Check every line below for the word "color" and show those that hold it.

## Records for processing
╔══

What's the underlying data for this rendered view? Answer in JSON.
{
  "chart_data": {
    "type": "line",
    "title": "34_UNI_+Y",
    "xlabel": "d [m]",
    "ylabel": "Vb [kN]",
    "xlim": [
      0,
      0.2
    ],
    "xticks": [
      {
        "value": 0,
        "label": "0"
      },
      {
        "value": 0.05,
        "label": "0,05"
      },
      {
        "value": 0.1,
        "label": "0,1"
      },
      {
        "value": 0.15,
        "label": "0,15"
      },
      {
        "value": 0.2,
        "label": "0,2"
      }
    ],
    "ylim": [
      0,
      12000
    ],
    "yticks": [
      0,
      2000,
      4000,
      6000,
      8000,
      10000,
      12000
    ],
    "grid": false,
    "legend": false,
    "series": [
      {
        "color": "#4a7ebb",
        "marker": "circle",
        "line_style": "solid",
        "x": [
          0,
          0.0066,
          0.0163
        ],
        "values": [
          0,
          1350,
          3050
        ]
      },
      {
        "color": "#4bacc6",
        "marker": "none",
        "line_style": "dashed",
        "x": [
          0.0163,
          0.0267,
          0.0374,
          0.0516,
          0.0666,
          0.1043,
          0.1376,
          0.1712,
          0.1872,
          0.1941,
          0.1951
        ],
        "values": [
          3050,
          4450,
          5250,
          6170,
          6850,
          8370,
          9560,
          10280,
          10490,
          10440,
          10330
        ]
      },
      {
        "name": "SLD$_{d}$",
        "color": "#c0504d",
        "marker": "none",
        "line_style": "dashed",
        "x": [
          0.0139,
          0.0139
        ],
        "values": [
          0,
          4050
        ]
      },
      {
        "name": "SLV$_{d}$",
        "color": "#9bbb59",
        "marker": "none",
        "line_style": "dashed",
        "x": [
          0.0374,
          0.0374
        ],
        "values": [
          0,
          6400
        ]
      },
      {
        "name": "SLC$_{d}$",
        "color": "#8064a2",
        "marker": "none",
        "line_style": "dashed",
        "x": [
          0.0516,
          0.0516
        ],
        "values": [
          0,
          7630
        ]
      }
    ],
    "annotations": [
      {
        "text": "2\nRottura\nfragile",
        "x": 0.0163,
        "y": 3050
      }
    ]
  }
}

╚══

## Task response
        "color": "#4a7ebb",
        "color": "#4bacc6",
        "color": "#c0504d",
        "color": "#9bbb59",
        "color": "#8064a2",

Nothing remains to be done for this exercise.